_Available data_
★ ★ ★ ★ ★
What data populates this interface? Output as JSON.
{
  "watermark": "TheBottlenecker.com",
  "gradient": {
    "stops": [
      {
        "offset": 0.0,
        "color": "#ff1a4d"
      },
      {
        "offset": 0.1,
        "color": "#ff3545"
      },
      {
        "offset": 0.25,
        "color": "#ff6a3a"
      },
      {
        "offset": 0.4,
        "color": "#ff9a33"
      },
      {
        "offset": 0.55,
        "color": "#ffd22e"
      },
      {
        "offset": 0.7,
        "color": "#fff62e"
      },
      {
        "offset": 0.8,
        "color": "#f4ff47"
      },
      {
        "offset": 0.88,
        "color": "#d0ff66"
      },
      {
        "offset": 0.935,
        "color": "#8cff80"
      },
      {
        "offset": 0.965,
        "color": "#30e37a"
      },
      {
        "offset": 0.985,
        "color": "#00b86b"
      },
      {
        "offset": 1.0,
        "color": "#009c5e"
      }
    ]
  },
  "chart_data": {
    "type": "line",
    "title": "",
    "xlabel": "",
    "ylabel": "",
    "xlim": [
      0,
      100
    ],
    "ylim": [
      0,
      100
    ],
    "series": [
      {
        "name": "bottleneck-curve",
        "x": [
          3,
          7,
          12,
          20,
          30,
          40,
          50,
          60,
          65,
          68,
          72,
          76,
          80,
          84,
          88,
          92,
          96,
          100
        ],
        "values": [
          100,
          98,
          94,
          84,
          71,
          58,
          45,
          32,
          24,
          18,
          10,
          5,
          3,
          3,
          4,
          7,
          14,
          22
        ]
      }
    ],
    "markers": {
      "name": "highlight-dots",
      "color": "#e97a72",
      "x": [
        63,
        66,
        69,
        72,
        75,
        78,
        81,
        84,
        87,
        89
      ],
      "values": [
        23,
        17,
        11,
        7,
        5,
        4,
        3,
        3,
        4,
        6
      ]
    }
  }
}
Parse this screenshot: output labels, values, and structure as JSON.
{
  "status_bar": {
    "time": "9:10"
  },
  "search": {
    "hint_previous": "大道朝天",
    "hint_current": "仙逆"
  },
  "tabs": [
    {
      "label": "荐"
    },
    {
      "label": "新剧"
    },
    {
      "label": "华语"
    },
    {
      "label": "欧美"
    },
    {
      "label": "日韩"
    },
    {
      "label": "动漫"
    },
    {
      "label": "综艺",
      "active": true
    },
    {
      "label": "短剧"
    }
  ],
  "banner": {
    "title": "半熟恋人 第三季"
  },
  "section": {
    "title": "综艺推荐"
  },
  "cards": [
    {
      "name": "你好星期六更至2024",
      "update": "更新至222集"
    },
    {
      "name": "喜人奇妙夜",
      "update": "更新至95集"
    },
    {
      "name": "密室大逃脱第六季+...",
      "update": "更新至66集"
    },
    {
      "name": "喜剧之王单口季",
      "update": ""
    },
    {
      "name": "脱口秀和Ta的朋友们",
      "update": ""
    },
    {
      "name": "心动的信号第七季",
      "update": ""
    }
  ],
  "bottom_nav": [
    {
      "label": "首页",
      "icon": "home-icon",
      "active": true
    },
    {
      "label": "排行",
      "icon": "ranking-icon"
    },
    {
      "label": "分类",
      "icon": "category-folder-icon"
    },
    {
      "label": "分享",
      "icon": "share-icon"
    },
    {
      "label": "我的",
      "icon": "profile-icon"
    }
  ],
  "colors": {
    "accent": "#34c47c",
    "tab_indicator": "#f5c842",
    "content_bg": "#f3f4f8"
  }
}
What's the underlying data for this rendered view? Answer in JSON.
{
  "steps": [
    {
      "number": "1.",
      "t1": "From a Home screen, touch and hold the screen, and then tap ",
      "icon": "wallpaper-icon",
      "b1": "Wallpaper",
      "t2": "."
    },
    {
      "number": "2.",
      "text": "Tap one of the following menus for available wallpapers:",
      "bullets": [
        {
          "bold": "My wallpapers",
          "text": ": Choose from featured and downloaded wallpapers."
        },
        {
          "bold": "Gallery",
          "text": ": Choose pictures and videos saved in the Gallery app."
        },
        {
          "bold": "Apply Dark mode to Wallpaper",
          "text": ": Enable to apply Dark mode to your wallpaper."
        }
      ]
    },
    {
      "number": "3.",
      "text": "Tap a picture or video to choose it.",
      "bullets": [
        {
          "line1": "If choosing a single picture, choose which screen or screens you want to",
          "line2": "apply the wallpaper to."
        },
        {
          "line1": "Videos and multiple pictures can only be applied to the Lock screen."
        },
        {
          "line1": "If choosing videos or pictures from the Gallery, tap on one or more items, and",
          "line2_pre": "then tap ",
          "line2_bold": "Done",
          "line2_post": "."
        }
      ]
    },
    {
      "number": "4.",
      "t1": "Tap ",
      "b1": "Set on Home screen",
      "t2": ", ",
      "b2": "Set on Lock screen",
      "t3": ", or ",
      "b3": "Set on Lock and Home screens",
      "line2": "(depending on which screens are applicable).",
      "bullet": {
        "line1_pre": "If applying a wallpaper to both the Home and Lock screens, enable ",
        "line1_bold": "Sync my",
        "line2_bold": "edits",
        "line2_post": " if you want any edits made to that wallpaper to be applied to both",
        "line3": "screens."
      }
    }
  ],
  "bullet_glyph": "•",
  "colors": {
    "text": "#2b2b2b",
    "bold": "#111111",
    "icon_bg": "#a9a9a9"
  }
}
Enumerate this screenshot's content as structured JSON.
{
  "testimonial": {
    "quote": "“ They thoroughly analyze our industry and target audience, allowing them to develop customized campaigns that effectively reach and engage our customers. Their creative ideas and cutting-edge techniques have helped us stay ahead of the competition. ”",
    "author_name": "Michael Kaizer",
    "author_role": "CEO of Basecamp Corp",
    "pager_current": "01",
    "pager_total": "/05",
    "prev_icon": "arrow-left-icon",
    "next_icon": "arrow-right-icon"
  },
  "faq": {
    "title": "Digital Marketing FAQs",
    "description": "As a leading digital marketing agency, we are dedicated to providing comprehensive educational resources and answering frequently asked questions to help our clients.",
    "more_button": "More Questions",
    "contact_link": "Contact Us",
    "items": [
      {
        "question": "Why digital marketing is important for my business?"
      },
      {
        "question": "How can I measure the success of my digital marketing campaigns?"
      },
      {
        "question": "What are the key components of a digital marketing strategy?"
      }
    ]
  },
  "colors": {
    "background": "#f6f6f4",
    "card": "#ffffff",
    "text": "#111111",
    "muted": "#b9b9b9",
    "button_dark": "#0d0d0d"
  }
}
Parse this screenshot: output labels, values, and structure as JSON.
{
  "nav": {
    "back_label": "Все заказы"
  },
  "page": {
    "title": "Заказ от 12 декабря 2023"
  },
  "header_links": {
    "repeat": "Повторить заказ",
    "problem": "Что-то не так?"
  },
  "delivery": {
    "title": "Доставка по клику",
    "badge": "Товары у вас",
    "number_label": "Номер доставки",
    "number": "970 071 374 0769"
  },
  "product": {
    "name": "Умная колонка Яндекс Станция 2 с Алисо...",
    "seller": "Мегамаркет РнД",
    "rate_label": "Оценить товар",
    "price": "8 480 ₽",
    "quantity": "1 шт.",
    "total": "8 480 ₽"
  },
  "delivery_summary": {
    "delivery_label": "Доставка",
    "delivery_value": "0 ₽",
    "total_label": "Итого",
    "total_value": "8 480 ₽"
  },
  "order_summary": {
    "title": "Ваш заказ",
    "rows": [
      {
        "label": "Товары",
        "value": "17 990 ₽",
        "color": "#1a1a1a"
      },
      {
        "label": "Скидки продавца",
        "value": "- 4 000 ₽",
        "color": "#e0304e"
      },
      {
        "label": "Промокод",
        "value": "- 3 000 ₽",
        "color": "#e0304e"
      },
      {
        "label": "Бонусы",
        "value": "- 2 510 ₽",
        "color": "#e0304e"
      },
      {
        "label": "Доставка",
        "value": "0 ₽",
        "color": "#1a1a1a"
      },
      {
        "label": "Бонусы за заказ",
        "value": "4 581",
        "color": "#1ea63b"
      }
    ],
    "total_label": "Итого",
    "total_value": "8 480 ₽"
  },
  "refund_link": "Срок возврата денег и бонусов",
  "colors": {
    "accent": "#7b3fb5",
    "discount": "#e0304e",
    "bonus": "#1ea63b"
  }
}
★ ★ ★ ★ ★
_Exercise brief_
Check each line above for the word "want" and copy the ones that have it.

_Result_
          "line1": "If choosing a single picture, choose which screen or screens you want to",
        "line2_post": " if you want any edits made to that wallpaper to be applied to both",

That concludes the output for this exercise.